— START OF Record set —
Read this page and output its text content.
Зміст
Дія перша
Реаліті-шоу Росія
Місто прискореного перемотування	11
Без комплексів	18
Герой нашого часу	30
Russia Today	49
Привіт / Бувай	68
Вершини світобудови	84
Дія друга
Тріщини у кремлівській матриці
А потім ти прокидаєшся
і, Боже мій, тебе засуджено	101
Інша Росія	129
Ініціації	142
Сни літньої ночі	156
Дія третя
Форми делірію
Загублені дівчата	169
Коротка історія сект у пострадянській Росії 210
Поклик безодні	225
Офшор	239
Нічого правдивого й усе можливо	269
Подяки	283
— END OF Record set —
What is needed: Write out the entire listing exactly.

Exercise response:
Read this page and output its text content.
Зміст
Дія перша
Реаліті-шоу Росія
Місто прискореного перемотування	11
Без комплексів	18
Герой нашого часу	30
Russia Today	49
Привіт / Бувай	68
Вершини світобудови	84
Дія друга
Тріщини у кремлівській матриці
А потім ти прокидаєшся
і, Боже мій, тебе засуджено	101
Інша Росія	129
Ініціації	142
Сни літньої ночі	156
Дія третя
Форми делірію
Загублені дівчата	169
Коротка історія сект у пострадянській Росії 210
Поклик безодні	225
Офшор	239
Нічого правдивого й усе можливо	269
Подяки	283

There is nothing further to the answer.